• [Source document]

· · ·

Critics have been hounding governments for years about their ineffective and expensive policies. Now that their budgets are flaming red, states have a motive for change—one that they cannot ignore or regard passively— insufficient funds.

Kentucky’s Attorney General sued the state for releasing more than 3,500 felons from prison and parole supervision in an effort to save $30 million.

Closing correctional facilities such as Southampton was announced as part of Virginia’s budget reduction plan. Despite the criticism, Governor Tim Kaine felt demolishing Southampton was better than “spending scarce capital and operations dollars on inefficient buildings.”

When state budgets are flush, prisons are something that governors and legislators all support, and they don’t want to touch sentencing reform. But when dollars are tight as they are now, you have to really make tough choices. And so now things are in play,” says Barbara Krisberg of the National Council on Crime and Delinquency.

Kansas Senator Carolyn McGinn wrote a newspaper article to clarify her bill that seeks to cut state costs by eliminating the death penalty.

In her article, McGinn argued that Kansas has enacted and abolished the death penalty a number of times. And although it has been back on the law books since 1994, no one has been executed since 1965.

By eliminating the death penalty, McGinn claims, “our state could save more than $500,000 per case…Nebraska, Colorado, New Mexico, Montana, New Hampshire, Maryland and Washington are also looking to abolish the death penalty.”

An Urban Institute study found that filing a death notice costs Maryland taxpayers an additional $670,000 per case. If a death sentence is won, another $1.2 million is added to the bill.

In 20 years, the death penalty alone cost Maryland taxpayers at least $186 million, according to the Urban Institute. Only five people were executed and five people were awaiting execution.

· · ·

• [Tasks to perform]
a. Which lines in the listing contain the string "conventional"? Pick out each of those lines and copy it.
b. Can you extend the passage on state budget cuts and criminal justice, picking up after its final sentence?
The passage on state budget cuts and criminal justice has no connection to the listing.

· · ·

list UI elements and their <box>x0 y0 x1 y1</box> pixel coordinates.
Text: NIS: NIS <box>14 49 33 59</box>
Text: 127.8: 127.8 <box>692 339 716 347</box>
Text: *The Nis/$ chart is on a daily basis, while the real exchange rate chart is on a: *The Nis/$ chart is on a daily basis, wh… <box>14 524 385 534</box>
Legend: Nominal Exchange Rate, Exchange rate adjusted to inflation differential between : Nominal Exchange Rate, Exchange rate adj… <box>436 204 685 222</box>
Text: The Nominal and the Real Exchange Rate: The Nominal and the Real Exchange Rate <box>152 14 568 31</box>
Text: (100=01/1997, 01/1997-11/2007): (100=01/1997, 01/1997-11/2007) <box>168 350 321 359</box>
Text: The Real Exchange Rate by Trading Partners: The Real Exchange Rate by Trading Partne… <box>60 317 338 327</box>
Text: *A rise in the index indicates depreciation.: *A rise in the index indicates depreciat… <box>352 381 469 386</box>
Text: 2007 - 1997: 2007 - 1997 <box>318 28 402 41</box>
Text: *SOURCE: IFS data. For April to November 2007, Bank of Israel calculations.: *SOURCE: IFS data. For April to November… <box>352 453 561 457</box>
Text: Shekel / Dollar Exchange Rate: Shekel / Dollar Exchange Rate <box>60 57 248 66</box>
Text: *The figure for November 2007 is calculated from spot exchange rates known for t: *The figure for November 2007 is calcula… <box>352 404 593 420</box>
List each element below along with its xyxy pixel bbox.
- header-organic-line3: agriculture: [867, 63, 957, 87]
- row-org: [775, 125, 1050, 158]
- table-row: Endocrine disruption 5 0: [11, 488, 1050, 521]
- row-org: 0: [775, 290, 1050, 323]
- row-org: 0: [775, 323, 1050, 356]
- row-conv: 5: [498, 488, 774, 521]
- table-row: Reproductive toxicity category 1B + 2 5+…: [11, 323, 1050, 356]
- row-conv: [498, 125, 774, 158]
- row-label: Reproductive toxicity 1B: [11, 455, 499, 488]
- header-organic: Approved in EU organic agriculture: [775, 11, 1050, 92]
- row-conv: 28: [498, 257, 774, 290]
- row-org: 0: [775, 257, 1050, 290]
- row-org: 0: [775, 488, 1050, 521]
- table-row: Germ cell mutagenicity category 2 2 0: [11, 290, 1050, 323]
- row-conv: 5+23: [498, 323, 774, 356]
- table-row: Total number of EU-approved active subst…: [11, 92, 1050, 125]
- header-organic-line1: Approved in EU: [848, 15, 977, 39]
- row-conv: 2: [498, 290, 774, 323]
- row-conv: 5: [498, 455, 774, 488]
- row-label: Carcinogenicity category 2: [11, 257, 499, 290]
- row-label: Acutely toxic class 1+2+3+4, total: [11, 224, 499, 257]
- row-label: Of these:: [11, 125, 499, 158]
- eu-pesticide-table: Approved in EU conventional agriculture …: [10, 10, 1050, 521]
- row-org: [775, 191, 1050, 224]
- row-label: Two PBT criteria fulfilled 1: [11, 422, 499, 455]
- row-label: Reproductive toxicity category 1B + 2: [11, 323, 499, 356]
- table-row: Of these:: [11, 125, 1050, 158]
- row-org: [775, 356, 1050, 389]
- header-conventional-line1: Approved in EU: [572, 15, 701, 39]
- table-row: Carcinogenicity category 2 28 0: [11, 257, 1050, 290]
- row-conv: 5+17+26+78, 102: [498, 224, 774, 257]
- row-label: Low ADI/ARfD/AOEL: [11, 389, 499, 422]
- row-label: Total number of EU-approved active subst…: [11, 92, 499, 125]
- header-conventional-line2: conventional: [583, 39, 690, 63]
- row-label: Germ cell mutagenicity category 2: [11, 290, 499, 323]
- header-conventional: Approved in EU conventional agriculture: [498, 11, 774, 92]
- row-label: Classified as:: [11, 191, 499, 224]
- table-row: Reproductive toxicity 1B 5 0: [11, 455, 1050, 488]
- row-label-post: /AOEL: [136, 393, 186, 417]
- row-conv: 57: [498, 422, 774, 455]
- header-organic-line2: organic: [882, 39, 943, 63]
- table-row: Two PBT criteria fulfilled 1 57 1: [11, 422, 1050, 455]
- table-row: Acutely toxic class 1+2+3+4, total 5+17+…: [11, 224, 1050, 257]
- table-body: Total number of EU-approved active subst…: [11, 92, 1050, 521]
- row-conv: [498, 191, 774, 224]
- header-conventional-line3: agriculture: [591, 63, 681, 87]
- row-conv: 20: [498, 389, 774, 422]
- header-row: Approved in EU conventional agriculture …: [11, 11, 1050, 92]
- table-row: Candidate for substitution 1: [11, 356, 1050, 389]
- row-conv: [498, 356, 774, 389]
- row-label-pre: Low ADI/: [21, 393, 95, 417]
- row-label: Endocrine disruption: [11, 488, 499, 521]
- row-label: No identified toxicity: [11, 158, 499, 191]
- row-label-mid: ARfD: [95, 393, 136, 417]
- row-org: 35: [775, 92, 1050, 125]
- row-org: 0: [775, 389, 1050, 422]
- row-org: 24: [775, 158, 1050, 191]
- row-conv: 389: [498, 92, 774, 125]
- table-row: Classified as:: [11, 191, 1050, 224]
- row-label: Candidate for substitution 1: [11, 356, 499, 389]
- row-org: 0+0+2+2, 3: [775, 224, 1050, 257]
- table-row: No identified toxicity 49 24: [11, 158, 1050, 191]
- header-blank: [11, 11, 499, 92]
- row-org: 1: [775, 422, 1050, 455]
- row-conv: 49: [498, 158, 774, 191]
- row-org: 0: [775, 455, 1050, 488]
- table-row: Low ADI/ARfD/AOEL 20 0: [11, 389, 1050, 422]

· · ·

• [Answers below]
a.
- eu-pesticide-table: Approved in EU conventional agriculture …: [10, 10, 1050, 521]
- header-conventional-line1: Approved in EU: [572, 15, 701, 39]
- header-conventional-line2: conventional: [583, 39, 690, 63]
- header-conventional: Approved in EU conventional agriculture: [498, 11, 774, 92]
- header-conventional-line3: agriculture: [591, 63, 681, 87]
- header-row: Approved in EU conventional agriculture …: [11, 11, 1050, 92]

b.
McGinn explained that the “added cost is a result of investigation, lengthier trials and higher cost and frequency of appeals. Death cases have [federally mandated] criteria that also includes specially trained lawyers and judges and a more extensive juror selection and instruction process.”

Incarceration is a bandage that has become a wound. “We have been incarcerating more and more people," Senator Webb said.

A large portion of these convicts are non-violent offenders, people who are mentally ill or substance abusers and minor drug dealers.

“We are wasting billions of dollars and diminishing millions of lives,” Senator Webb says. “We need to fix the system.”

Tom Ammiano, a California Assemblyman, proposes that going into the drug business is the double fix California needs. Instead of spending tax dollars to lock up marijuana offenders, he wants to legalize the drug and earn $1 billion tax dollars from those selling it.

“With the state in the midst of a historic economic crisis, the move towards regulating and taxing marijuana is simply common sense,” he says.

“Marijuana already plays a huge role in the California economy. It’s a revenue opportunity we quite simply can’t afford to ignore any longer,” said Stephen Gutwillig, a director for the Drug Policy Alliance.

America also cannot afford its strict, conservative policies any longer. The deeper U.S. states find themselves in the hole, the more creative and liberal the tools they will need to consider to dig themselves out.